--- What this task involves ---
Omit every image, and transcribe the remaining entries exactly as given.

Extracted data entries:
┌────────
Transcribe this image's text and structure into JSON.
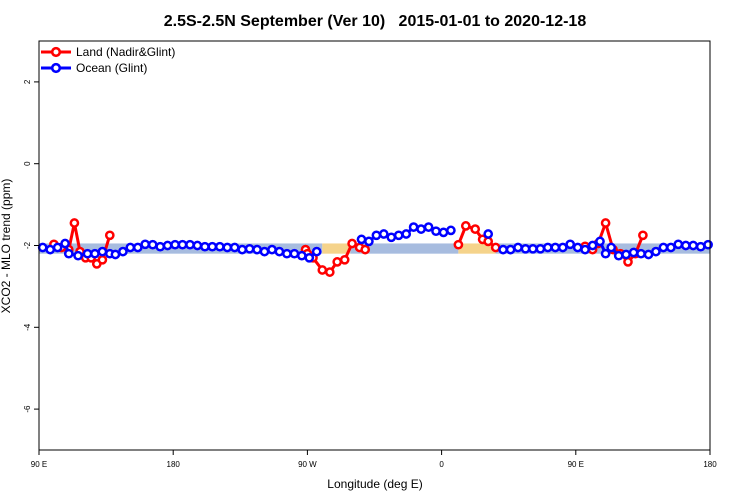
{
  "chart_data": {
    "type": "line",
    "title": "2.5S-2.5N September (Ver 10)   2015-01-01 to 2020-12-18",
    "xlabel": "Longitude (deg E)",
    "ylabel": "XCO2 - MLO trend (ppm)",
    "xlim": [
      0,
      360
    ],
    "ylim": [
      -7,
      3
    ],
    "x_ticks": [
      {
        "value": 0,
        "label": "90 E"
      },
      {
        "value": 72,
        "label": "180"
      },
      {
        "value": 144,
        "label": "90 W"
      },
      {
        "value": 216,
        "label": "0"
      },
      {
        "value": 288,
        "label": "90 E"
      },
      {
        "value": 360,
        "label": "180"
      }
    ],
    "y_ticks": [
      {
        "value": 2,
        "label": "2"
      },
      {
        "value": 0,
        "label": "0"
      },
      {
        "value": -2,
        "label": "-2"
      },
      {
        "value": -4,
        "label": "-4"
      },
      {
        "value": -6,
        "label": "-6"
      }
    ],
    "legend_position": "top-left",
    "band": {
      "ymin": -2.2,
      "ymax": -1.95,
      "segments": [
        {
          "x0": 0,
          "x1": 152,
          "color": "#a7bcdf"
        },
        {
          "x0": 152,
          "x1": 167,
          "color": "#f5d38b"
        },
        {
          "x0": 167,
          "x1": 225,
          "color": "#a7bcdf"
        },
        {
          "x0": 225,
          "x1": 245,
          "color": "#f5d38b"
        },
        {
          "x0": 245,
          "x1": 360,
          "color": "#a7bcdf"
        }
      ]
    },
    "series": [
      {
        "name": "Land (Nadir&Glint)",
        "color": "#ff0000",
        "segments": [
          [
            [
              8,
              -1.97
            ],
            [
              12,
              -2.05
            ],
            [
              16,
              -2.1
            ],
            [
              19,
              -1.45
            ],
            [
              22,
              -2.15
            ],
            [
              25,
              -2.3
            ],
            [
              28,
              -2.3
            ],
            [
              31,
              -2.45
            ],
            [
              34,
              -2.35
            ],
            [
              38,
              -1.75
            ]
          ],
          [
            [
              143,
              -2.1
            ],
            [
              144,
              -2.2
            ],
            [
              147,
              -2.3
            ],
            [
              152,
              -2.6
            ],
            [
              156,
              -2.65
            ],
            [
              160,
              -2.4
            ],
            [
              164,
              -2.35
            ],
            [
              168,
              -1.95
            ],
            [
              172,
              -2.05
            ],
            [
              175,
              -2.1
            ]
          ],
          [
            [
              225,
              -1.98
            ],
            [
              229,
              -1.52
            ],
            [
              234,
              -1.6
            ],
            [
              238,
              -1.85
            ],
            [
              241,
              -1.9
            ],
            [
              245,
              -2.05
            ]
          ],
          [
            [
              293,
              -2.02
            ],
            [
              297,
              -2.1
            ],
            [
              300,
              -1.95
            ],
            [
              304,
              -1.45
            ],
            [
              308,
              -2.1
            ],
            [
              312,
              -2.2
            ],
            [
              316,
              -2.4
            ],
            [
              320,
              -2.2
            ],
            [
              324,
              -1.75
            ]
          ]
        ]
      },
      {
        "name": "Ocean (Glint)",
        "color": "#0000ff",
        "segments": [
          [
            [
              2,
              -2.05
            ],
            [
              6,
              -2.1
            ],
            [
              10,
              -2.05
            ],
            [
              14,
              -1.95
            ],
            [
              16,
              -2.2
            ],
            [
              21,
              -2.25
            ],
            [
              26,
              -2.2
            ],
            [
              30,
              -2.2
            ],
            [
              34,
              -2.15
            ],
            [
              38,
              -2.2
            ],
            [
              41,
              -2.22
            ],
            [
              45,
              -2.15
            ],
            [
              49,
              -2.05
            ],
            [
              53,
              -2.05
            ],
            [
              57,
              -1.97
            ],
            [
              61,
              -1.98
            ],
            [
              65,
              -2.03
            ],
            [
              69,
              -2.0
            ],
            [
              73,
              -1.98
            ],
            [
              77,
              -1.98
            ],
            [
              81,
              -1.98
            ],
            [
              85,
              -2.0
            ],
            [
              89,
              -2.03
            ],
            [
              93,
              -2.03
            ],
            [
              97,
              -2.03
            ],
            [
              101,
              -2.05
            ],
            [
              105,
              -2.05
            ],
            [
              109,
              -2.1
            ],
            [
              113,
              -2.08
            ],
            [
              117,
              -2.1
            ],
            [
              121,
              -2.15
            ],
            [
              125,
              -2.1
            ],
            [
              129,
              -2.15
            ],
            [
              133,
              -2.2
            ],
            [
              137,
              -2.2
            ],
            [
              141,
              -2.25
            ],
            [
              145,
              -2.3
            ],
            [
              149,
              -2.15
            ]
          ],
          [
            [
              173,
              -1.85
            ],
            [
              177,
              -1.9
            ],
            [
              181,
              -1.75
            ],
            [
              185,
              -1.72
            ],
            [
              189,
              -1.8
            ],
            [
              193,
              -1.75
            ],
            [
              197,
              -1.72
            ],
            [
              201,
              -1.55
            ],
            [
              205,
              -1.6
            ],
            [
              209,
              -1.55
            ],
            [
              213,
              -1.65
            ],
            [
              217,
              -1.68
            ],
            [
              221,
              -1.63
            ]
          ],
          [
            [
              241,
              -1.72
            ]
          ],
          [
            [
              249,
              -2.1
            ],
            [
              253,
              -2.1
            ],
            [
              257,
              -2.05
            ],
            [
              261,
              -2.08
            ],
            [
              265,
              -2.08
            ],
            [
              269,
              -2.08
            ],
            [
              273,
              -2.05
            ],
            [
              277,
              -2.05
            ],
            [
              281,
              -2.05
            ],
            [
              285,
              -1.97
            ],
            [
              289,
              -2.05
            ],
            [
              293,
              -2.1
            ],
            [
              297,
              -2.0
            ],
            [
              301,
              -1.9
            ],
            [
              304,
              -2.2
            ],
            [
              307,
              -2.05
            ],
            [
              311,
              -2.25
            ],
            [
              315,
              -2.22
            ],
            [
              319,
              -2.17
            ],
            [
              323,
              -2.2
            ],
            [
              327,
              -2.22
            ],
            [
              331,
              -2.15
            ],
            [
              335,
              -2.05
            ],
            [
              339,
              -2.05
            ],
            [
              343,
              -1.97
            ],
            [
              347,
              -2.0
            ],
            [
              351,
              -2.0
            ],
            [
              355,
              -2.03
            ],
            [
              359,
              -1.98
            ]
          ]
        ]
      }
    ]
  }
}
└────────
--- Task output ---
Transcribe this image's text and structure into JSON.
{
  "chart_data": {
    "type": "line",
    "title": "2.5S-2.5N September (Ver 10)   2015-01-01 to 2020-12-18",
    "xlabel": "Longitude (deg E)",
    "ylabel": "XCO2 - MLO trend (ppm)",
    "xlim": [
      0,
      360
    ],
    "ylim": [
      -7,
      3
    ],
    "x_ticks": [
      {
        "value": 0,
        "label": "90 E"
      },
      {
        "value": 72,
        "label": "180"
      },
      {
        "value": 144,
        "label": "90 W"
      },
      {
        "value": 216,
        "label": "0"
      },
      {
        "value": 288,
        "label": "90 E"
      },
      {
        "value": 360,
        "label": "180"
      }
    ],
    "y_ticks": [
      {
        "value": 2,
        "label": "2"
      },
      {
        "value": 0,
        "label": "0"
      },
      {
        "value": -2,
        "label": "-2"
      },
      {
        "value": -4,
        "label": "-4"
      },
      {
        "value": -6,
        "label": "-6"
      }
    ],
    "legend_position": "top-left",
    "band": {
      "ymin": -2.2,
      "ymax": -1.95,
      "segments": [
        {
          "x0": 0,
          "x1": 152,
          "color": "#a7bcdf"
        },
        {
          "x0": 152,
          "x1": 167,
          "color": "#f5d38b"
        },
        {
          "x0": 167,
          "x1": 225,
          "color": "#a7bcdf"
        },
        {
          "x0": 225,
          "x1": 245,
          "color": "#f5d38b"
        },
        {
          "x0": 245,
          "x1": 360,
          "color": "#a7bcdf"
        }
      ]
    },
    "series": [
      {
        "name": "Land (Nadir&Glint)",
        "color": "#ff0000",
        "segments": [
          [
            [
              8,
              -1.97
            ],
            [
              12,
              -2.05
            ],
            [
              16,
              -2.1
            ],
            [
              19,
              -1.45
            ],
            [
              22,
              -2.15
            ],
            [
              25,
              -2.3
            ],
            [
              28,
              -2.3
            ],
            [
              31,
              -2.45
            ],
            [
              34,
              -2.35
            ],
            [
              38,
              -1.75
            ]
          ],
          [
            [
              143,
              -2.1
            ],
            [
              144,
              -2.2
            ],
            [
              147,
              -2.3
            ],
            [
              152,
              -2.6
            ],
            [
              156,
              -2.65
            ],
            [
              160,
              -2.4
            ],
            [
              164,
              -2.35
            ],
            [
              168,
              -1.95
            ],
            [
              172,
              -2.05
            ],
            [
              175,
              -2.1
            ]
          ],
          [
            [
              225,
              -1.98
            ],
            [
              229,
              -1.52
            ],
            [
              234,
              -1.6
            ],
            [
              238,
              -1.85
            ],
            [
              241,
              -1.9
            ],
            [
              245,
              -2.05
            ]
          ],
          [
            [
              293,
              -2.02
            ],
            [
              297,
              -2.1
            ],
            [
              300,
              -1.95
            ],
            [
              304,
              -1.45
            ],
            [
              308,
              -2.1
            ],
            [
              312,
              -2.2
            ],
            [
              316,
              -2.4
            ],
            [
              320,
              -2.2
            ],
            [
              324,
              -1.75
            ]
          ]
        ]
      },
      {
        "name": "Ocean (Glint)",
        "color": "#0000ff",
        "segments": [
          [
            [
              2,
              -2.05
            ],
            [
              6,
              -2.1
            ],
            [
              10,
              -2.05
            ],
            [
              14,
              -1.95
            ],
            [
              16,
              -2.2
            ],
            [
              21,
              -2.25
            ],
            [
              26,
              -2.2
            ],
            [
              30,
              -2.2
            ],
            [
              34,
              -2.15
            ],
            [
              38,
              -2.2
            ],
            [
              41,
              -2.22
            ],
            [
              45,
              -2.15
            ],
            [
              49,
              -2.05
            ],
            [
              53,
              -2.05
            ],
            [
              57,
              -1.97
            ],
            [
              61,
              -1.98
            ],
            [
              65,
              -2.03
            ],
            [
              69,
              -2.0
            ],
            [
              73,
              -1.98
            ],
            [
              77,
              -1.98
            ],
            [
              81,
              -1.98
            ],
            [
              85,
              -2.0
            ],
            [
              89,
              -2.03
            ],
            [
              93,
              -2.03
            ],
            [
              97,
              -2.03
            ],
            [
              101,
              -2.05
            ],
            [
              105,
              -2.05
            ],
            [
              109,
              -2.1
            ],
            [
              113,
              -2.08
            ],
            [
              117,
              -2.1
            ],
            [
              121,
              -2.15
            ],
            [
              125,
              -2.1
            ],
            [
              129,
              -2.15
            ],
            [
              133,
              -2.2
            ],
            [
              137,
              -2.2
            ],
            [
              141,
              -2.25
            ],
            [
              145,
              -2.3
            ],
            [
              149,
              -2.15
            ]
          ],
          [
            [
              173,
              -1.85
            ],
            [
              177,
              -1.9
            ],
            [
              181,
              -1.75
            ],
            [
              185,
              -1.72
            ],
            [
              189,
              -1.8
            ],
            [
              193,
              -1.75
            ],
            [
              197,
              -1.72
            ],
            [
              201,
              -1.55
            ],
            [
              205,
              -1.6
            ],
            [
              209,
              -1.55
            ],
            [
              213,
              -1.65
            ],
            [
              217,
              -1.68
            ],
            [
              221,
              -1.63
            ]
          ],
          [
            [
              241,
              -1.72
            ]
          ],
          [
            [
              249,
              -2.1
            ],
            [
              253,
              -2.1
            ],
            [
              257,
              -2.05
            ],
            [
              261,
              -2.08
            ],
            [
              265,
              -2.08
            ],
            [
              269,
              -2.08
            ],
            [
              273,
              -2.05
            ],
            [
              277,
              -2.05
            ],
            [
              281,
              -2.05
            ],
            [
              285,
              -1.97
            ],
            [
              289,
              -2.05
            ],
            [
              293,
              -2.1
            ],
            [
              297,
              -2.0
            ],
            [
              301,
              -1.9
            ],
            [
              304,
              -2.2
            ],
            [
              307,
              -2.05
            ],
            [
              311,
              -2.25
            ],
            [
              315,
              -2.22
            ],
            [
              319,
              -2.17
            ],
            [
              323,
              -2.2
            ],
            [
              327,
              -2.22
            ],
            [
              331,
              -2.15
            ],
            [
              335,
              -2.05
            ],
            [
              339,
              -2.05
            ],
            [
              343,
              -1.97
            ],
            [
              347,
              -2.0
            ],
            [
              351,
              -2.0
            ],
            [
              355,
              -2.03
            ],
            [
              359,
              -1.98
            ]
          ]
        ]
      }
    ]
  }
}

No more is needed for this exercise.